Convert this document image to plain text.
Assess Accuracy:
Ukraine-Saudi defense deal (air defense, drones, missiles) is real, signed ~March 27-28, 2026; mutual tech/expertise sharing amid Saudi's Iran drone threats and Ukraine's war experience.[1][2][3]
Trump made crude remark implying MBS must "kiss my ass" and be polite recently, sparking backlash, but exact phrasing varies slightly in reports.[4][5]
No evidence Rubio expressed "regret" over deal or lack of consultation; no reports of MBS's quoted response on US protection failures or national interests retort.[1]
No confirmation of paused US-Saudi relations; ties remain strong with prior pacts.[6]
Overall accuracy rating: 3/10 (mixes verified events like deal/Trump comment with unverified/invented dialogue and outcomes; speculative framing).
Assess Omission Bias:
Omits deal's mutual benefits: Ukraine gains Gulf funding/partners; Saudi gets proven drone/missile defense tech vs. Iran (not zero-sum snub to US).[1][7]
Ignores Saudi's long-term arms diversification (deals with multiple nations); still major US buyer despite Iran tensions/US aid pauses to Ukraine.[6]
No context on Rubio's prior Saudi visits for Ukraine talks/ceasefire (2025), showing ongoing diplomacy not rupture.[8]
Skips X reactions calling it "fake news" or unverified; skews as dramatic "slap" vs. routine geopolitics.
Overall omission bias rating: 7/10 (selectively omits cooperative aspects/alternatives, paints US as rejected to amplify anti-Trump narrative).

==

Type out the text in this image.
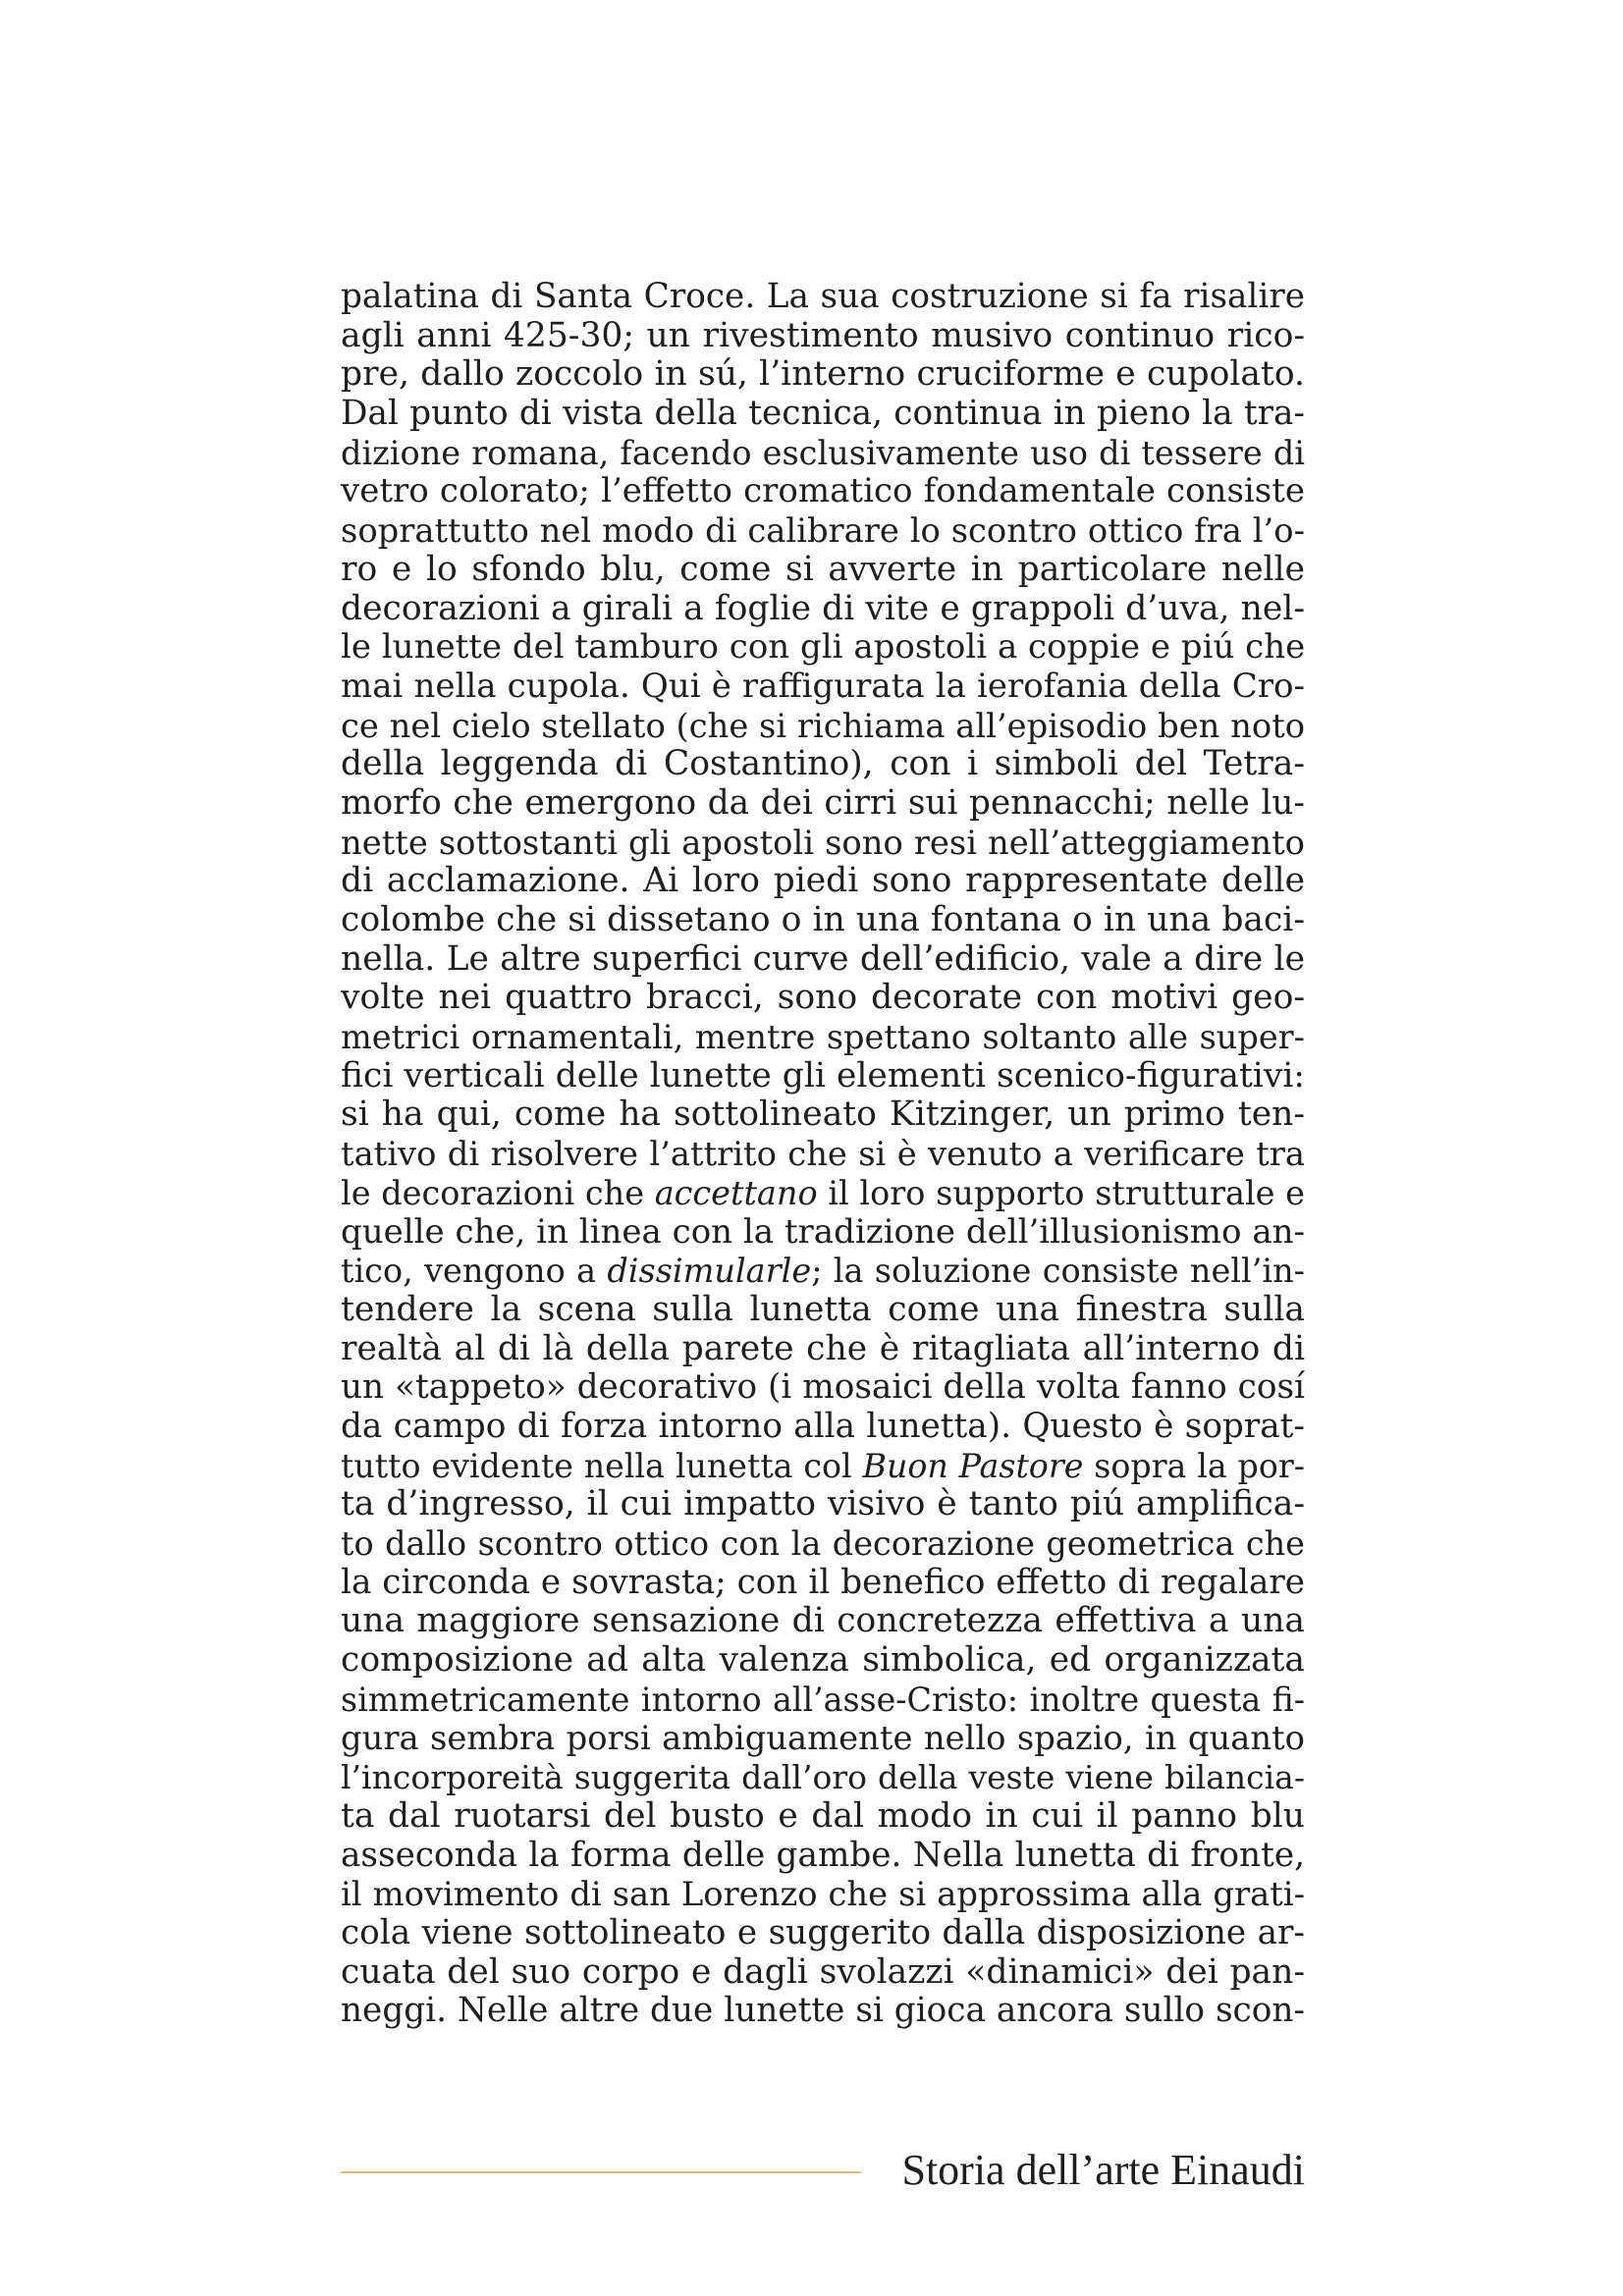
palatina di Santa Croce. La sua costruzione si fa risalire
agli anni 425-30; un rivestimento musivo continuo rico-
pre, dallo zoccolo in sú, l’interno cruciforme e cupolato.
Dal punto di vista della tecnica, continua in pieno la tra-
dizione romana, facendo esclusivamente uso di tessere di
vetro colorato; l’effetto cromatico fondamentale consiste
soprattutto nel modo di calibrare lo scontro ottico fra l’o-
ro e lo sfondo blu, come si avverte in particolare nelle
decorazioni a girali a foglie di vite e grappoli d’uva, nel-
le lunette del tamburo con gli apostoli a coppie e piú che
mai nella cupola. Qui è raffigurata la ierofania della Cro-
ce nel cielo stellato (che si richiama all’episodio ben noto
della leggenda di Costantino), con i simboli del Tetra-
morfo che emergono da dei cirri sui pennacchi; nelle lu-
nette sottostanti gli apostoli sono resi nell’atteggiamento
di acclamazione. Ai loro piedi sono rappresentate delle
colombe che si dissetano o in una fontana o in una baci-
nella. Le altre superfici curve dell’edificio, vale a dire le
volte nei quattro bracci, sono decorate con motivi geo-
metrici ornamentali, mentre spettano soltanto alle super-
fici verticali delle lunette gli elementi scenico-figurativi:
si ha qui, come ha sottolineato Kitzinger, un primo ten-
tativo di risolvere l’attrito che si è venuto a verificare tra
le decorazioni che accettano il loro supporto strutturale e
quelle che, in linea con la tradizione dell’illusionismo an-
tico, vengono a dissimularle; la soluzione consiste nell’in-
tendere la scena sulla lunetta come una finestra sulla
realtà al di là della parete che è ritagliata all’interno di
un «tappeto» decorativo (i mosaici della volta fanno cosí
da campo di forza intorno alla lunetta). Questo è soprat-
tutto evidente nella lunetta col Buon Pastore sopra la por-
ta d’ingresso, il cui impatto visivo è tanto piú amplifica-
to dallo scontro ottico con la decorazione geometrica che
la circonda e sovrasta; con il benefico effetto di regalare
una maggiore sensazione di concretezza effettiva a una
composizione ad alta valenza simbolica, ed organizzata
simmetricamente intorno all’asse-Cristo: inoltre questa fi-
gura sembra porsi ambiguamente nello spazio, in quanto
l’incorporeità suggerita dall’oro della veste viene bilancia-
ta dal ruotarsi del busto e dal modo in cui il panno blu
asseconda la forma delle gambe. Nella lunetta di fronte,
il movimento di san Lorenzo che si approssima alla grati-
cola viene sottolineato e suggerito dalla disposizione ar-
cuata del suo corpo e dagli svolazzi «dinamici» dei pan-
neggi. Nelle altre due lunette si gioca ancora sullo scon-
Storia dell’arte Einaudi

**Task goal:**
Find every line that has "interno" in it, then return those lines.

**Exercise response:**
pre, dallo zoccolo in sú, l’interno cruciforme e cupolato.
realtà al di là della parete che è ritagliata all’interno di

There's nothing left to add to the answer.